• _Your instructions_: Write out the full set of records below exactly.

• _Data for processing_:
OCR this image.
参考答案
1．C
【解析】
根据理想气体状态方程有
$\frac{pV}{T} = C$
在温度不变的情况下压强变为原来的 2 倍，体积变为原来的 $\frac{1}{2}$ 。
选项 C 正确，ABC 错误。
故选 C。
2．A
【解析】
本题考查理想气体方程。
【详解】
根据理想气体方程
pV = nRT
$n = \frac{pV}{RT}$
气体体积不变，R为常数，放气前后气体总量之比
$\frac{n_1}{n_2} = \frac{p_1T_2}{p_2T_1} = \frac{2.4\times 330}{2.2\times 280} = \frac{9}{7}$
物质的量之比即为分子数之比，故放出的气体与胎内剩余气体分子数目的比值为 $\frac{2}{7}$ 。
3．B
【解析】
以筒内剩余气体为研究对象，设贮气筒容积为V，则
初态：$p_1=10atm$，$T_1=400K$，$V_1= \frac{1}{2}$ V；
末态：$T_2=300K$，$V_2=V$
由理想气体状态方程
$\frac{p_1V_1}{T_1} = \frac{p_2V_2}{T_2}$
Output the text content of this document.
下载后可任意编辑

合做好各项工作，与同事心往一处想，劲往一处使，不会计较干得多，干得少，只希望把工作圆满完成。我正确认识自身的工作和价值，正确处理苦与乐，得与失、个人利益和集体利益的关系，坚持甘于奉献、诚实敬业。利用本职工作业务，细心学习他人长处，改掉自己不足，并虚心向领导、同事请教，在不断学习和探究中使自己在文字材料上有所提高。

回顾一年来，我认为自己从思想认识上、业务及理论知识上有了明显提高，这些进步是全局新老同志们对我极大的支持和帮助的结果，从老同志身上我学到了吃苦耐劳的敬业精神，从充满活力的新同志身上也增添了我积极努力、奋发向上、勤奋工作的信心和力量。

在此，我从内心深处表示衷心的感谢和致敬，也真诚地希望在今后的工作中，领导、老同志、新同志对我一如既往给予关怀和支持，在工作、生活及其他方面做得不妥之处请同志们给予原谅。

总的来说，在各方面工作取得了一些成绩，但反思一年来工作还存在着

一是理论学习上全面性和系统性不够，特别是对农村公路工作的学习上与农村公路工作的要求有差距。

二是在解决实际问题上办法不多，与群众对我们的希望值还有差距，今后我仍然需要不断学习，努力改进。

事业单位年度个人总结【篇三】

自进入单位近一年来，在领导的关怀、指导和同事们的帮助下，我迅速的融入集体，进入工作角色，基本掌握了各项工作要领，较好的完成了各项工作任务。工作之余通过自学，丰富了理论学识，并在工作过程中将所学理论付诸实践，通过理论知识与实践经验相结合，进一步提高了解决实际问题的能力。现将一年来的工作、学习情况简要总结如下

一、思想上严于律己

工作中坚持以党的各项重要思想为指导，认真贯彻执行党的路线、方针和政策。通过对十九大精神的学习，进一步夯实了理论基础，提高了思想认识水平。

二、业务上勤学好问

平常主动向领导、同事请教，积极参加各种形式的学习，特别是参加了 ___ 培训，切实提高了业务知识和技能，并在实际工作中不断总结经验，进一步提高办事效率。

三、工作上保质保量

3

• _Answer to the problem_:
OCR this image.
参考答案
1．C
【解析】
根据理想气体状态方程有
$\frac{pV}{T} = C$
在温度不变的情况下压强变为原来的 2 倍，体积变为原来的 $\frac{1}{2}$ 。
选项 C 正确，ABC 错误。
故选 C。
2．A
【解析】
本题考查理想气体方程。
【详解】
根据理想气体方程
pV = nRT
$n = \frac{pV}{RT}$
气体体积不变，R为常数，放气前后气体总量之比
$\frac{n_1}{n_2} = \frac{p_1T_2}{p_2T_1} = \frac{2.4\times 330}{2.2\times 280} = \frac{9}{7}$
物质的量之比即为分子数之比，故放出的气体与胎内剩余气体分子数目的比值为 $\frac{2}{7}$ 。
3．B
【解析】
以筒内剩余气体为研究对象，设贮气筒容积为V，则
初态：$p_1=10atm$，$T_1=400K$，$V_1= \frac{1}{2}$ V；
末态：$T_2=300K$，$V_2=V$
由理想气体状态方程
$\frac{p_1V_1}{T_1} = \frac{p_2V_2}{T_2}$
Output the text content of this document.
下载后可任意编辑

合做好各项工作，与同事心往一处想，劲往一处使，不会计较干得多，干得少，只希望把工作圆满完成。我正确认识自身的工作和价值，正确处理苦与乐，得与失、个人利益和集体利益的关系，坚持甘于奉献、诚实敬业。利用本职工作业务，细心学习他人长处，改掉自己不足，并虚心向领导、同事请教，在不断学习和探究中使自己在文字材料上有所提高。

回顾一年来，我认为自己从思想认识上、业务及理论知识上有了明显提高，这些进步是全局新老同志们对我极大的支持和帮助的结果，从老同志身上我学到了吃苦耐劳的敬业精神，从充满活力的新同志身上也增添了我积极努力、奋发向上、勤奋工作的信心和力量。

在此，我从内心深处表示衷心的感谢和致敬，也真诚地希望在今后的工作中，领导、老同志、新同志对我一如既往给予关怀和支持，在工作、生活及其他方面做得不妥之处请同志们给予原谅。

总的来说，在各方面工作取得了一些成绩，但反思一年来工作还存在着

一是理论学习上全面性和系统性不够，特别是对农村公路工作的学习上与农村公路工作的要求有差距。

二是在解决实际问题上办法不多，与群众对我们的希望值还有差距，今后我仍然需要不断学习，努力改进。

事业单位年度个人总结【篇三】

自进入单位近一年来，在领导的关怀、指导和同事们的帮助下，我迅速的融入集体，进入工作角色，基本掌握了各项工作要领，较好的完成了各项工作任务。工作之余通过自学，丰富了理论学识，并在工作过程中将所学理论付诸实践，通过理论知识与实践经验相结合，进一步提高了解决实际问题的能力。现将一年来的工作、学习情况简要总结如下

一、思想上严于律己

工作中坚持以党的各项重要思想为指导，认真贯彻执行党的路线、方针和政策。通过对十九大精神的学习，进一步夯实了理论基础，提高了思想认识水平。

二、业务上勤学好问

平常主动向领导、同事请教，积极参加各种形式的学习，特别是参加了 ___ 培训，切实提高了业务知识和技能，并在实际工作中不断总结经验，进一步提高办事效率。

三、工作上保质保量

3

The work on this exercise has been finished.